**CHALLENGE:** Below are records; count the lines that contain "Johns" and give only the total.

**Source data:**
= = = =

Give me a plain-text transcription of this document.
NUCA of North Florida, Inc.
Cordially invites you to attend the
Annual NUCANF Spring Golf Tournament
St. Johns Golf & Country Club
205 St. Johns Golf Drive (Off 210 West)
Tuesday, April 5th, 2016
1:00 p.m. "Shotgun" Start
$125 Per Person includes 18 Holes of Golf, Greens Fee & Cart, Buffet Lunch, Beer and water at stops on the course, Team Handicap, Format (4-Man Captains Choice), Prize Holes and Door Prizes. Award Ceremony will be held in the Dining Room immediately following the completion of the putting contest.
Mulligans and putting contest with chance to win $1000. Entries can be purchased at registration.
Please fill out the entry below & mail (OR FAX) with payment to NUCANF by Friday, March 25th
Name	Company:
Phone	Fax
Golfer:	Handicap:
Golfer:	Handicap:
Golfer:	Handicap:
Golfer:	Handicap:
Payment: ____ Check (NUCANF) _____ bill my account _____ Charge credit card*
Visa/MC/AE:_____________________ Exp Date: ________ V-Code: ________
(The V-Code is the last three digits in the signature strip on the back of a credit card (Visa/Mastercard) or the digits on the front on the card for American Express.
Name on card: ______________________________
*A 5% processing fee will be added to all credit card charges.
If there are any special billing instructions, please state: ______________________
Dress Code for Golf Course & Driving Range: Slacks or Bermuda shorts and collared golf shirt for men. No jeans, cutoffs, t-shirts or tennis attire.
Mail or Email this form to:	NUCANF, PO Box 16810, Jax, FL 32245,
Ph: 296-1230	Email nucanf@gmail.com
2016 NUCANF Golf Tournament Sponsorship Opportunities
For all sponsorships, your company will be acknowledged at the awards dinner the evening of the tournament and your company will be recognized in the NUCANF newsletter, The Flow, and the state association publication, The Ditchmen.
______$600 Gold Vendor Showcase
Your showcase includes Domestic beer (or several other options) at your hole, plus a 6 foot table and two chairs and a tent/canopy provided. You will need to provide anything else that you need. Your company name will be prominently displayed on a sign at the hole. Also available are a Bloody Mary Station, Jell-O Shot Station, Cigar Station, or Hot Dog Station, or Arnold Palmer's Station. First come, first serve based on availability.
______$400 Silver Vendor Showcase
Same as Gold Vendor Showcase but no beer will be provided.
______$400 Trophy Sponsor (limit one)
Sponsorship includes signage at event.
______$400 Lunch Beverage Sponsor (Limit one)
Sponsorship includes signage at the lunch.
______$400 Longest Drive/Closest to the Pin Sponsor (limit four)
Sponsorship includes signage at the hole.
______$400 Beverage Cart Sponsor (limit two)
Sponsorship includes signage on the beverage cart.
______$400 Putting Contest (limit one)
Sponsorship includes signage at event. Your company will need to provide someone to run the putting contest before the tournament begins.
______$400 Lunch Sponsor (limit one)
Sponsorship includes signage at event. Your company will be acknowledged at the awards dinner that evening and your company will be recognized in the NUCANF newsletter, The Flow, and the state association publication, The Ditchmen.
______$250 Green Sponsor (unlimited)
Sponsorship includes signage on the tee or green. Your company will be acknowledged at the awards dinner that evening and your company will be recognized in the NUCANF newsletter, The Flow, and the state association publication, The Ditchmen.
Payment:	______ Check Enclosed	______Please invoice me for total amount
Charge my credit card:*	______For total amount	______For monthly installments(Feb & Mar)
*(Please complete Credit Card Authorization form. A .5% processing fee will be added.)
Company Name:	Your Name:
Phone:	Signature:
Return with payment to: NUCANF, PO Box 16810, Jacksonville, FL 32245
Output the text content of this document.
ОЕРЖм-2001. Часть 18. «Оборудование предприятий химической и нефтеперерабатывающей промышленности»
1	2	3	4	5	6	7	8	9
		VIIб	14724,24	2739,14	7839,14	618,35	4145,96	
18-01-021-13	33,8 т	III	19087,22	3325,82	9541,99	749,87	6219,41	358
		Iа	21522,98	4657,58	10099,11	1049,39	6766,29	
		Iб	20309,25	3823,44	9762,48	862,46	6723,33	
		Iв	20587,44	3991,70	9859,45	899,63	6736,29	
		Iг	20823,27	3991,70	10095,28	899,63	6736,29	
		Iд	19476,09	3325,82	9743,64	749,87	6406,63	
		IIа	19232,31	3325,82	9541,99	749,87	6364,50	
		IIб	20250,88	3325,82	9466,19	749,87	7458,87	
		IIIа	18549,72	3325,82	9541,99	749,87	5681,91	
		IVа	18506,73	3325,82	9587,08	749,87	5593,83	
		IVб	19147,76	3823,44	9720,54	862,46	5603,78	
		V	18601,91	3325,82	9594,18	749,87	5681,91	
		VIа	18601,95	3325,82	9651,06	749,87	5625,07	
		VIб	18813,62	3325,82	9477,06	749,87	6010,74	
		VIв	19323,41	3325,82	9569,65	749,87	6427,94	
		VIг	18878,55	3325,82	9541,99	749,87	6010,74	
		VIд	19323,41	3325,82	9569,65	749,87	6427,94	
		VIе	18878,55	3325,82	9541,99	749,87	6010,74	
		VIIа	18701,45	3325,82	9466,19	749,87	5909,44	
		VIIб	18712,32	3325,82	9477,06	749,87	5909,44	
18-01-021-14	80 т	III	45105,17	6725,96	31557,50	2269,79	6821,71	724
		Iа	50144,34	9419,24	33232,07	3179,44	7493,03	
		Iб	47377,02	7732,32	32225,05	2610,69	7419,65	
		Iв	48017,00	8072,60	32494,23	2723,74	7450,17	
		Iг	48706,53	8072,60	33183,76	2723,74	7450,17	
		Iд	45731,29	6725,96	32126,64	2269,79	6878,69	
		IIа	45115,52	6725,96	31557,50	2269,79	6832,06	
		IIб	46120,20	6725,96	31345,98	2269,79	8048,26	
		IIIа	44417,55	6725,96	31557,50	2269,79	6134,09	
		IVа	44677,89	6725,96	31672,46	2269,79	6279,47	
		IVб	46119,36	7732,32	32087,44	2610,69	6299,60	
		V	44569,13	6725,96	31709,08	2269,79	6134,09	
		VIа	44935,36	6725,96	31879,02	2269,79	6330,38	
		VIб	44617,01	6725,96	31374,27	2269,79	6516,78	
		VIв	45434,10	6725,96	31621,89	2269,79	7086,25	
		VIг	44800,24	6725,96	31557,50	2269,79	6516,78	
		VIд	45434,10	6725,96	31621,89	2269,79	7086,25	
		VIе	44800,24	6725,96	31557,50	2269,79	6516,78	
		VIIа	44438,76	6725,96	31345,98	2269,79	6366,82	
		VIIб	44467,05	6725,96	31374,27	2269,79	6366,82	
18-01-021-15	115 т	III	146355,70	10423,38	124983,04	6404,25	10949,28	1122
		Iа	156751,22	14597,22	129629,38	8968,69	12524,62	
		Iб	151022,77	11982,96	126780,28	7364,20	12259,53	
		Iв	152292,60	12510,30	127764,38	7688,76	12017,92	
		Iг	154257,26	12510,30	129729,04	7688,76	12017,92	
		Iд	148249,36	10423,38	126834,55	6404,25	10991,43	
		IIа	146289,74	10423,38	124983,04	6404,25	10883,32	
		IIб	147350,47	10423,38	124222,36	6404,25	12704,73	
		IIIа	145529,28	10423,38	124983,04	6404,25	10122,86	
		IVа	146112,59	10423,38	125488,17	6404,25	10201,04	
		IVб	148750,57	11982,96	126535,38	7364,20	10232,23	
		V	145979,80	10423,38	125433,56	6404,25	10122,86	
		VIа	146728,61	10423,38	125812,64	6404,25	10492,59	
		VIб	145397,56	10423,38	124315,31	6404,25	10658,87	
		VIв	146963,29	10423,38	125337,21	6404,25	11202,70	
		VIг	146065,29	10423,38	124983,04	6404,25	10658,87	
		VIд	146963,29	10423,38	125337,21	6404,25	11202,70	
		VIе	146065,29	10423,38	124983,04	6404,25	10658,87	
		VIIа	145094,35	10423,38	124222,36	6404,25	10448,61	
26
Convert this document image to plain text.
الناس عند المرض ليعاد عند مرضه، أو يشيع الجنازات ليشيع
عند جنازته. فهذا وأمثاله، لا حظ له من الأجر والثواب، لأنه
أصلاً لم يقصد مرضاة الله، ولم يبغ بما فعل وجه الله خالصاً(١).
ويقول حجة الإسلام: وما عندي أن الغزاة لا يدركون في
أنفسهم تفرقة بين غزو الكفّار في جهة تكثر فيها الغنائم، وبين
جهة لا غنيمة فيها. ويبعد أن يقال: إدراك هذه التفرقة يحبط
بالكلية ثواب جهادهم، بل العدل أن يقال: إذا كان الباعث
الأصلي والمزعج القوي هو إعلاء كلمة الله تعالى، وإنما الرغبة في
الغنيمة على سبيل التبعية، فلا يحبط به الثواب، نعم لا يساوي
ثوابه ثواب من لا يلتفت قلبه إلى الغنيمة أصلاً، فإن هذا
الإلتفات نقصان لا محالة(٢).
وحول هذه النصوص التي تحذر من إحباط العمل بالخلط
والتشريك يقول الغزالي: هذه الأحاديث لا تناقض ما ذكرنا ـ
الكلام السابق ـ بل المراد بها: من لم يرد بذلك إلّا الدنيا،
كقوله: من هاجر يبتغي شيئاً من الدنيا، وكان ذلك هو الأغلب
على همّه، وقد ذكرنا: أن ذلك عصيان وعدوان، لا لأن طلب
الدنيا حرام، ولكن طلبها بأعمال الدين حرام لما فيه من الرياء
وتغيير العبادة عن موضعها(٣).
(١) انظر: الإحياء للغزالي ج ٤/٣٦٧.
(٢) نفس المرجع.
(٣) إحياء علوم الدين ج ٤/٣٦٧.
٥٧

= = = =

**EXPECTED ANSWER:** 2